**WHAT NEEDS TO BE DONE:** Write out all the data again, exactly as it stands.

══════

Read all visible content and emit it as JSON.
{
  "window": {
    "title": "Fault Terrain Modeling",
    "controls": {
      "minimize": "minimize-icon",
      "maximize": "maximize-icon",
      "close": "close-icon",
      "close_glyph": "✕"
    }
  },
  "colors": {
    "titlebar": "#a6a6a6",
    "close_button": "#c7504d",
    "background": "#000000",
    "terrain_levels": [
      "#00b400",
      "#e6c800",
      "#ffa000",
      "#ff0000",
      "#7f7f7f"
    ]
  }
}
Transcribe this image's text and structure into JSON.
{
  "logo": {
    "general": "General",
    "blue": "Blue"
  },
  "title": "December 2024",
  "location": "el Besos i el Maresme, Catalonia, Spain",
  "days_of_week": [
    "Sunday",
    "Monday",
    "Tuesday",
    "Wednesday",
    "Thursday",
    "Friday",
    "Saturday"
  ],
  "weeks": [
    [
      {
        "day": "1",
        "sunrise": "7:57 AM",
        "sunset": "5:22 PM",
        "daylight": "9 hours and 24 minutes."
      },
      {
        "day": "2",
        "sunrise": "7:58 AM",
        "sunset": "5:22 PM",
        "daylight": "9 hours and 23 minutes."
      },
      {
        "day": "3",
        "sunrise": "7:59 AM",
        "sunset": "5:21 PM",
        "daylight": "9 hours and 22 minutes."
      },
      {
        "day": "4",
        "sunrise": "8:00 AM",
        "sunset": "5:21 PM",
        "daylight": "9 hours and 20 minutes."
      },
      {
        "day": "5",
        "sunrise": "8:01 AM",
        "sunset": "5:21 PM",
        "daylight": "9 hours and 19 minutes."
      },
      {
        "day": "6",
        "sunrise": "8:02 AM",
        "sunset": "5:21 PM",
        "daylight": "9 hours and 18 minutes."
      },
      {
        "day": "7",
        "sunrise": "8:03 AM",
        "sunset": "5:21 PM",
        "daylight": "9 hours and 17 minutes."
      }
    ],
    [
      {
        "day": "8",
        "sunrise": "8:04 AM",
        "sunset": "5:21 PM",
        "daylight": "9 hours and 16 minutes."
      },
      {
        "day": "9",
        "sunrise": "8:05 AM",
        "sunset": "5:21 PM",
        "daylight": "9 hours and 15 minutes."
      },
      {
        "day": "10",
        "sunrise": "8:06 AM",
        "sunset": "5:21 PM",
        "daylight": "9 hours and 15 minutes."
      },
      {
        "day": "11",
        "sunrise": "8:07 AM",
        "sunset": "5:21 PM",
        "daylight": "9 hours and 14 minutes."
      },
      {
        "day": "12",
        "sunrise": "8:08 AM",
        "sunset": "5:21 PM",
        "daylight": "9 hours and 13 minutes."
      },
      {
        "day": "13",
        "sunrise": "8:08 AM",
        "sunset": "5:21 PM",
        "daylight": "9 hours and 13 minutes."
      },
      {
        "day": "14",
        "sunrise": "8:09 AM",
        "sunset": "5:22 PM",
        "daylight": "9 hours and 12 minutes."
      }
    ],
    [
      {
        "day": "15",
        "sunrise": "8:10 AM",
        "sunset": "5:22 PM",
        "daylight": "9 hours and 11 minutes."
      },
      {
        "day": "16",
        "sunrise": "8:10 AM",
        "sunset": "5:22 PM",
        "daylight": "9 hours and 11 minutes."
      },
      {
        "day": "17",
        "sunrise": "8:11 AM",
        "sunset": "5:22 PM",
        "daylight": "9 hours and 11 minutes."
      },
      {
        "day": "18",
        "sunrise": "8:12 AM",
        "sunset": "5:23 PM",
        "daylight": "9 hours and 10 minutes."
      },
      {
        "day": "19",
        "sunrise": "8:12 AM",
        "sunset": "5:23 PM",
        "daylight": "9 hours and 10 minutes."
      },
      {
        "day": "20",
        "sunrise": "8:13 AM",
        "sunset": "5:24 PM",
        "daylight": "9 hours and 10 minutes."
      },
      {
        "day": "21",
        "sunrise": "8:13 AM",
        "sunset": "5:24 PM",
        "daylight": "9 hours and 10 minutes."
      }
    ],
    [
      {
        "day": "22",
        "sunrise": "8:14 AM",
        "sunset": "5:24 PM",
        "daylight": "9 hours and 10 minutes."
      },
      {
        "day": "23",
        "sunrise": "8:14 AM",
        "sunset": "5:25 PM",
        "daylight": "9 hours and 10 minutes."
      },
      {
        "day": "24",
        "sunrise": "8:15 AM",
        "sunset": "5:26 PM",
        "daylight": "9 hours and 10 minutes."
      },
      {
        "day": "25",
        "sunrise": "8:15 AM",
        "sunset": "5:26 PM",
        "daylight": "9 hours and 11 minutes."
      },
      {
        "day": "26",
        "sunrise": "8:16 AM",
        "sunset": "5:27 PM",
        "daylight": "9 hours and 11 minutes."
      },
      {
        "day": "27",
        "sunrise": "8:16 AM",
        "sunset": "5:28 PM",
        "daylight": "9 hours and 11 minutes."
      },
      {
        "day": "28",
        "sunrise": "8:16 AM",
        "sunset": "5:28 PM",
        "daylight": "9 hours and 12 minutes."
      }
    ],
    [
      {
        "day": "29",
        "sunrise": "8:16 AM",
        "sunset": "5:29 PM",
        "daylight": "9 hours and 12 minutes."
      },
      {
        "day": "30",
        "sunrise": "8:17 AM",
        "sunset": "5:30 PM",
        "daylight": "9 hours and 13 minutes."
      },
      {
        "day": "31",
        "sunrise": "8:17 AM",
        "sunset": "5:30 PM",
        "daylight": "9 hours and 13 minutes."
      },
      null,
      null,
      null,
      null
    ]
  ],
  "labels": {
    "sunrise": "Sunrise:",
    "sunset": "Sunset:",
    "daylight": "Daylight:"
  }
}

══════

**COMPLETE RESPONSE:**
Read all visible content and emit it as JSON.
{
  "window": {
    "title": "Fault Terrain Modeling",
    "controls": {
      "minimize": "minimize-icon",
      "maximize": "maximize-icon",
      "close": "close-icon",
      "close_glyph": "✕"
    }
  },
  "colors": {
    "titlebar": "#a6a6a6",
    "close_button": "#c7504d",
    "background": "#000000",
    "terrain_levels": [
      "#00b400",
      "#e6c800",
      "#ffa000",
      "#ff0000",
      "#7f7f7f"
    ]
  }
}
Transcribe this image's text and structure into JSON.
{
  "logo": {
    "general": "General",
    "blue": "Blue"
  },
  "title": "December 2024",
  "location": "el Besos i el Maresme, Catalonia, Spain",
  "days_of_week": [
    "Sunday",
    "Monday",
    "Tuesday",
    "Wednesday",
    "Thursday",
    "Friday",
    "Saturday"
  ],
  "weeks": [
    [
      {
        "day": "1",
        "sunrise": "7:57 AM",
        "sunset": "5:22 PM",
        "daylight": "9 hours and 24 minutes."
      },
      {
        "day": "2",
        "sunrise": "7:58 AM",
        "sunset": "5:22 PM",
        "daylight": "9 hours and 23 minutes."
      },
      {
        "day": "3",
        "sunrise": "7:59 AM",
        "sunset": "5:21 PM",
        "daylight": "9 hours and 22 minutes."
      },
      {
        "day": "4",
        "sunrise": "8:00 AM",
        "sunset": "5:21 PM",
        "daylight": "9 hours and 20 minutes."
      },
      {
        "day": "5",
        "sunrise": "8:01 AM",
        "sunset": "5:21 PM",
        "daylight": "9 hours and 19 minutes."
      },
      {
        "day": "6",
        "sunrise": "8:02 AM",
        "sunset": "5:21 PM",
        "daylight": "9 hours and 18 minutes."
      },
      {
        "day": "7",
        "sunrise": "8:03 AM",
        "sunset": "5:21 PM",
        "daylight": "9 hours and 17 minutes."
      }
    ],
    [
      {
        "day": "8",
        "sunrise": "8:04 AM",
        "sunset": "5:21 PM",
        "daylight": "9 hours and 16 minutes."
      },
      {
        "day": "9",
        "sunrise": "8:05 AM",
        "sunset": "5:21 PM",
        "daylight": "9 hours and 15 minutes."
      },
      {
        "day": "10",
        "sunrise": "8:06 AM",
        "sunset": "5:21 PM",
        "daylight": "9 hours and 15 minutes."
      },
      {
        "day": "11",
        "sunrise": "8:07 AM",
        "sunset": "5:21 PM",
        "daylight": "9 hours and 14 minutes."
      },
      {
        "day": "12",
        "sunrise": "8:08 AM",
        "sunset": "5:21 PM",
        "daylight": "9 hours and 13 minutes."
      },
      {
        "day": "13",
        "sunrise": "8:08 AM",
        "sunset": "5:21 PM",
        "daylight": "9 hours and 13 minutes."
      },
      {
        "day": "14",
        "sunrise": "8:09 AM",
        "sunset": "5:22 PM",
        "daylight": "9 hours and 12 minutes."
      }
    ],
    [
      {
        "day": "15",
        "sunrise": "8:10 AM",
        "sunset": "5:22 PM",
        "daylight": "9 hours and 11 minutes."
      },
      {
        "day": "16",
        "sunrise": "8:10 AM",
        "sunset": "5:22 PM",
        "daylight": "9 hours and 11 minutes."
      },
      {
        "day": "17",
        "sunrise": "8:11 AM",
        "sunset": "5:22 PM",
        "daylight": "9 hours and 11 minutes."
      },
      {
        "day": "18",
        "sunrise": "8:12 AM",
        "sunset": "5:23 PM",
        "daylight": "9 hours and 10 minutes."
      },
      {
        "day": "19",
        "sunrise": "8:12 AM",
        "sunset": "5:23 PM",
        "daylight": "9 hours and 10 minutes."
      },
      {
        "day": "20",
        "sunrise": "8:13 AM",
        "sunset": "5:24 PM",
        "daylight": "9 hours and 10 minutes."
      },
      {
        "day": "21",
        "sunrise": "8:13 AM",
        "sunset": "5:24 PM",
        "daylight": "9 hours and 10 minutes."
      }
    ],
    [
      {
        "day": "22",
        "sunrise": "8:14 AM",
        "sunset": "5:24 PM",
        "daylight": "9 hours and 10 minutes."
      },
      {
        "day": "23",
        "sunrise": "8:14 AM",
        "sunset": "5:25 PM",
        "daylight": "9 hours and 10 minutes."
      },
      {
        "day": "24",
        "sunrise": "8:15 AM",
        "sunset": "5:26 PM",
        "daylight": "9 hours and 10 minutes."
      },
      {
        "day": "25",
        "sunrise": "8:15 AM",
        "sunset": "5:26 PM",
        "daylight": "9 hours and 11 minutes."
      },
      {
        "day": "26",
        "sunrise": "8:16 AM",
        "sunset": "5:27 PM",
        "daylight": "9 hours and 11 minutes."
      },
      {
        "day": "27",
        "sunrise": "8:16 AM",
        "sunset": "5:28 PM",
        "daylight": "9 hours and 11 minutes."
      },
      {
        "day": "28",
        "sunrise": "8:16 AM",
        "sunset": "5:28 PM",
        "daylight": "9 hours and 12 minutes."
      }
    ],
    [
      {
        "day": "29",
        "sunrise": "8:16 AM",
        "sunset": "5:29 PM",
        "daylight": "9 hours and 12 minutes."
      },
      {
        "day": "30",
        "sunrise": "8:17 AM",
        "sunset": "5:30 PM",
        "daylight": "9 hours and 13 minutes."
      },
      {
        "day": "31",
        "sunrise": "8:17 AM",
        "sunset": "5:30 PM",
        "daylight": "9 hours and 13 minutes."
      },
      null,
      null,
      null,
      null
    ]
  ],
  "labels": {
    "sunrise": "Sunrise:",
    "sunset": "Sunset:",
    "daylight": "Daylight:"
  }
}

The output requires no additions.